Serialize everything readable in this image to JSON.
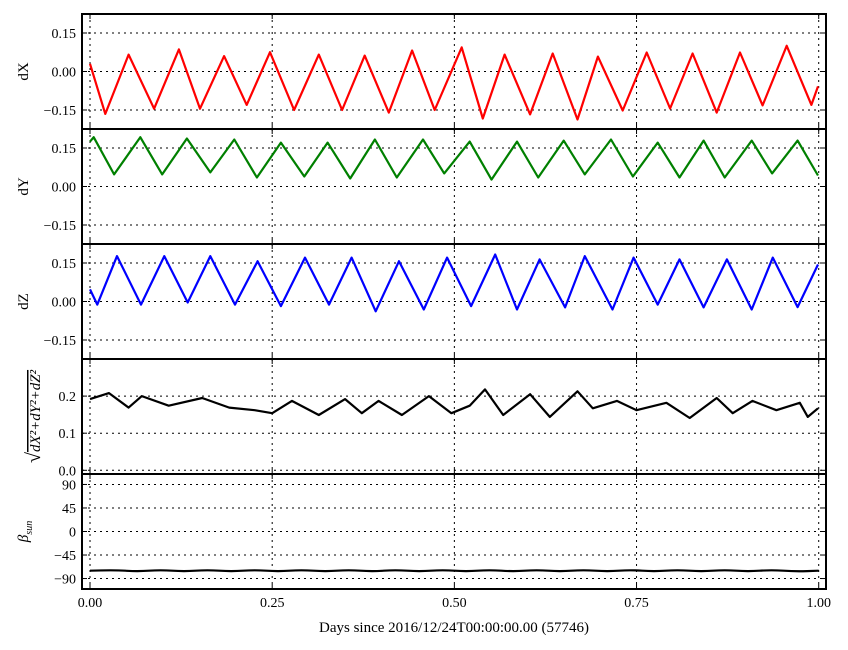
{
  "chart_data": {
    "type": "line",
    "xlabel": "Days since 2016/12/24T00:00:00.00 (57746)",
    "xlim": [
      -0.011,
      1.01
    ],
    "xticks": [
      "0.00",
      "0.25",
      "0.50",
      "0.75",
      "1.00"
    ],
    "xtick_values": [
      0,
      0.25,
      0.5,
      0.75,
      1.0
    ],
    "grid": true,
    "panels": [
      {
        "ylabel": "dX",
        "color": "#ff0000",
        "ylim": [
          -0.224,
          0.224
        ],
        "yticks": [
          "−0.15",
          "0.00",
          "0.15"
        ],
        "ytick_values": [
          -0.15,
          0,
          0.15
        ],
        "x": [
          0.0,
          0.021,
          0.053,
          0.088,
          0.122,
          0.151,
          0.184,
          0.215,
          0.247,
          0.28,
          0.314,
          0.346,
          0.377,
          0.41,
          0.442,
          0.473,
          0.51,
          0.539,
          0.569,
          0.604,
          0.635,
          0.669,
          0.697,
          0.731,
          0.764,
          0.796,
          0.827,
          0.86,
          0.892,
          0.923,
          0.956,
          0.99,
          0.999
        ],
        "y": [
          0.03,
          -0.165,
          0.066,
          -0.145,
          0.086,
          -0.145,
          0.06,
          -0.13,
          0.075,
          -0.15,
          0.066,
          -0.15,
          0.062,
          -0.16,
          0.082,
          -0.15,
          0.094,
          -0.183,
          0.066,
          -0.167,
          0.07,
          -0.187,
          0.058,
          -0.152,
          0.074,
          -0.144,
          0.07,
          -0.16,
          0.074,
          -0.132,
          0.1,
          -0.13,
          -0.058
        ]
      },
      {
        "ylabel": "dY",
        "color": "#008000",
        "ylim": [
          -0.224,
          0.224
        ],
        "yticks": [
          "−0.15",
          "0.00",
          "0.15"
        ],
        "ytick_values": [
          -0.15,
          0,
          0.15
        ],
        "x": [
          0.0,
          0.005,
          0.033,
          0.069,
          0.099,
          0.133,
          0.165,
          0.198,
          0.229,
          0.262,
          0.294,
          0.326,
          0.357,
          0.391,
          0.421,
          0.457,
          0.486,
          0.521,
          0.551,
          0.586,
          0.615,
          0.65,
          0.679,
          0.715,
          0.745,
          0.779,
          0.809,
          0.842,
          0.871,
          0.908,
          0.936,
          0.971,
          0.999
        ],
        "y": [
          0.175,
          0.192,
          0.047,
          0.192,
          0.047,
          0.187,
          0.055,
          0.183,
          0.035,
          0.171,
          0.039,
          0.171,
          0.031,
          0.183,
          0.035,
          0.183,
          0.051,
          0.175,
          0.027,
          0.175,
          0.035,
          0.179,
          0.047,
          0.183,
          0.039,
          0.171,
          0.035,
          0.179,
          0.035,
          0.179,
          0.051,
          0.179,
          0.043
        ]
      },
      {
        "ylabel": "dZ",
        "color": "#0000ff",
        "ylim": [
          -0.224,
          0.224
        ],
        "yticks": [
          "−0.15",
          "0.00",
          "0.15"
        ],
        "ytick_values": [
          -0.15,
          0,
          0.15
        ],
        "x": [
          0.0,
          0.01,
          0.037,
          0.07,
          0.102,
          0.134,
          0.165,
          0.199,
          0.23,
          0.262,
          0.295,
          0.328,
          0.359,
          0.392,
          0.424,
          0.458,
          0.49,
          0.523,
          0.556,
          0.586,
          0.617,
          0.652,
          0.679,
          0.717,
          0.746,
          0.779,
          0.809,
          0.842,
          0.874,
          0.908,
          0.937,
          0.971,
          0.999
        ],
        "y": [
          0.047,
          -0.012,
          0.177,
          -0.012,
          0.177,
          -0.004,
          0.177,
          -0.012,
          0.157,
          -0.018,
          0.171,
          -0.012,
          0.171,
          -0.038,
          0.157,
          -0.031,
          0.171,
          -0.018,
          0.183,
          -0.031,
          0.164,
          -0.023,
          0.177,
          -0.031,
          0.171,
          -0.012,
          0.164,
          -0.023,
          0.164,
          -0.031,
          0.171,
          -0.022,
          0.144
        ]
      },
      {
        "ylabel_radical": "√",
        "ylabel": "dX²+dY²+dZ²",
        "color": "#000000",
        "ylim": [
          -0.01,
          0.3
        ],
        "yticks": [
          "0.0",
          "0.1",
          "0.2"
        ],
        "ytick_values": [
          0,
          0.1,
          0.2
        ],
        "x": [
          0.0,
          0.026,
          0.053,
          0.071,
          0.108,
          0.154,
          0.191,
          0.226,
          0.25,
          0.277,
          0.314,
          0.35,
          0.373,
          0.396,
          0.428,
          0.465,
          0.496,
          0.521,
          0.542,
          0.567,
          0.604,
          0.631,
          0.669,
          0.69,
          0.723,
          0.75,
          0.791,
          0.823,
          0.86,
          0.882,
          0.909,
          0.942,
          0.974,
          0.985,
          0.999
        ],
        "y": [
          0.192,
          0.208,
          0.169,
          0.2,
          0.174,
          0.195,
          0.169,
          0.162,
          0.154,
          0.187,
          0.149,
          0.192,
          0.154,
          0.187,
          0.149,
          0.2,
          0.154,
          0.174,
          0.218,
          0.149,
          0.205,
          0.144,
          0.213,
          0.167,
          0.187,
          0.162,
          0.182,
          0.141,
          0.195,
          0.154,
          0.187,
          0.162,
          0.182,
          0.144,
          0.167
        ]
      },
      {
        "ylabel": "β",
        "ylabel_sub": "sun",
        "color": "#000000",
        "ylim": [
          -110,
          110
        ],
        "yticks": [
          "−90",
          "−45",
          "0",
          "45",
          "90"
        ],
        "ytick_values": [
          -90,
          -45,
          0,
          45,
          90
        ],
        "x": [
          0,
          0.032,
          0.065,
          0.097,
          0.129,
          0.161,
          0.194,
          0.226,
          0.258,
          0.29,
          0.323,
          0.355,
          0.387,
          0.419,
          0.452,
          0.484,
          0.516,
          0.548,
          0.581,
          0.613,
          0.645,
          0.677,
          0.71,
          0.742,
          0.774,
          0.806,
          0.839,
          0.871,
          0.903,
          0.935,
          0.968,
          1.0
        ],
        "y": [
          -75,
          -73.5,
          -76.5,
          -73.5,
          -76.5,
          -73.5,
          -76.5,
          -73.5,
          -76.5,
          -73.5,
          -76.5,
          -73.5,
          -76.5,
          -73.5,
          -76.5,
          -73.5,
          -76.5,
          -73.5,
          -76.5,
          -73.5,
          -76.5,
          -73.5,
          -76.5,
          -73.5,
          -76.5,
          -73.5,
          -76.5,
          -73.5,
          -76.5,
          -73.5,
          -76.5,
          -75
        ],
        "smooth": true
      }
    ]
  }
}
§
» Aim:
Return only the count of lines in the records that hold the word "color".

» Solution:
5